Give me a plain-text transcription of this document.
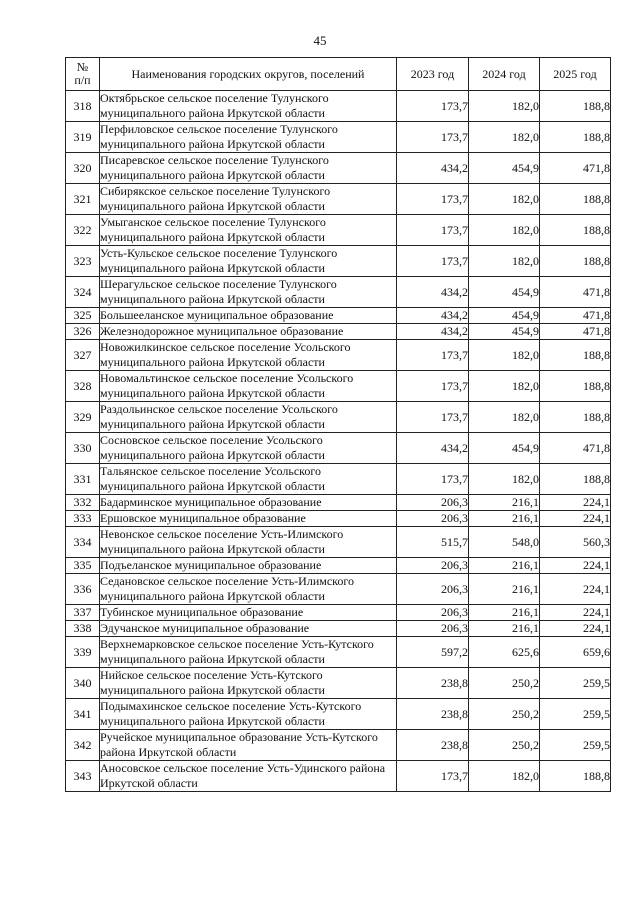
45
№
п/п	Наименования городских округов, поселений	2023 год	2024 год	2025 год
318	Октябрьское сельское поселение Тулунского муниципального района Иркутской области	173,7	182,0	188,8
319	Перфиловское сельское поселение Тулунского муниципального района Иркутской области	173,7	182,0	188,8
320	Писаревское сельское поселение Тулунского муниципального района Иркутской области	434,2	454,9	471,8
321	Сибирякское сельское поселение Тулунского муниципального района Иркутской области	173,7	182,0	188,8
322	Умыганское сельское поселение Тулунского муниципального района Иркутской области	173,7	182,0	188,8
323	Усть-Кульское сельское поселение Тулунского муниципального района Иркутской области	173,7	182,0	188,8
324	Шерагульское сельское поселение Тулунского муниципального района Иркутской области	434,2	454,9	471,8
325	Большееланское муниципальное образование	434,2	454,9	471,8
326	Железнодорожное муниципальное образование	434,2	454,9	471,8
327	Новожилкинское сельское поселение Усольского муниципального района Иркутской области	173,7	182,0	188,8
328	Новомальтинское сельское поселение Усольского муниципального района Иркутской области	173,7	182,0	188,8
329	Раздольинское сельское поселение Усольского муниципального района Иркутской области	173,7	182,0	188,8
330	Сосновское сельское поселение Усольского муниципального района Иркутской области	434,2	454,9	471,8
331	Тальянское сельское поселение Усольского муниципального района Иркутской области	173,7	182,0	188,8
332	Бадарминское муниципальное образование	206,3	216,1	224,1
333	Ершовское муниципальное образование	206,3	216,1	224,1
334	Невонское сельское поселение Усть-Илимского муниципального района Иркутской области	515,7	548,0	560,3
335	Подъеланское муниципальное образование	206,3	216,1	224,1
336	Седановское сельское поселение Усть-Илимского муниципального района Иркутской области	206,3	216,1	224,1
337	Тубинское муниципальное образование	206,3	216,1	224,1
338	Эдучанское муниципальное образование	206,3	216,1	224,1
339	Верхнемарковское сельское поселение Усть-Кутского муниципального района Иркутской области	597,2	625,6	659,6
340	Нийское сельское поселение Усть-Кутского муниципального района Иркутской области	238,8	250,2	259,5
341	Подымахинское сельское поселение Усть-Кутского муниципального района Иркутской области	238,8	250,2	259,5
342	Ручейское муниципальное образование Усть-Кутского района Иркутской области	238,8	250,2	259,5
343	Аносовское сельское поселение Усть-Удинского района Иркутской области	173,7	182,0	188,8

### PROBLEM TO SOLVE:
Reproduce all of the data exactly, omitting each picture it holds.

### FINISHED EXERCISE:
Give me a plain-text transcription of this document.
45
№
п/п	Наименования городских округов, поселений	2023 год	2024 год	2025 год
318	Октябрьское сельское поселение Тулунского муниципального района Иркутской области	173,7	182,0	188,8
319	Перфиловское сельское поселение Тулунского муниципального района Иркутской области	173,7	182,0	188,8
320	Писаревское сельское поселение Тулунского муниципального района Иркутской области	434,2	454,9	471,8
321	Сибирякское сельское поселение Тулунского муниципального района Иркутской области	173,7	182,0	188,8
322	Умыганское сельское поселение Тулунского муниципального района Иркутской области	173,7	182,0	188,8
323	Усть-Кульское сельское поселение Тулунского муниципального района Иркутской области	173,7	182,0	188,8
324	Шерагульское сельское поселение Тулунского муниципального района Иркутской области	434,2	454,9	471,8
325	Большееланское муниципальное образование	434,2	454,9	471,8
326	Железнодорожное муниципальное образование	434,2	454,9	471,8
327	Новожилкинское сельское поселение Усольского муниципального района Иркутской области	173,7	182,0	188,8
328	Новомальтинское сельское поселение Усольского муниципального района Иркутской области	173,7	182,0	188,8
329	Раздольинское сельское поселение Усольского муниципального района Иркутской области	173,7	182,0	188,8
330	Сосновское сельское поселение Усольского муниципального района Иркутской области	434,2	454,9	471,8
331	Тальянское сельское поселение Усольского муниципального района Иркутской области	173,7	182,0	188,8
332	Бадарминское муниципальное образование	206,3	216,1	224,1
333	Ершовское муниципальное образование	206,3	216,1	224,1
334	Невонское сельское поселение Усть-Илимского муниципального района Иркутской области	515,7	548,0	560,3
335	Подъеланское муниципальное образование	206,3	216,1	224,1
336	Седановское сельское поселение Усть-Илимского муниципального района Иркутской области	206,3	216,1	224,1
337	Тубинское муниципальное образование	206,3	216,1	224,1
338	Эдучанское муниципальное образование	206,3	216,1	224,1
339	Верхнемарковское сельское поселение Усть-Кутского муниципального района Иркутской области	597,2	625,6	659,6
340	Нийское сельское поселение Усть-Кутского муниципального района Иркутской области	238,8	250,2	259,5
341	Подымахинское сельское поселение Усть-Кутского муниципального района Иркутской области	238,8	250,2	259,5
342	Ручейское муниципальное образование Усть-Кутского района Иркутской области	238,8	250,2	259,5
343	Аносовское сельское поселение Усть-Удинского района Иркутской области	173,7	182,0	188,8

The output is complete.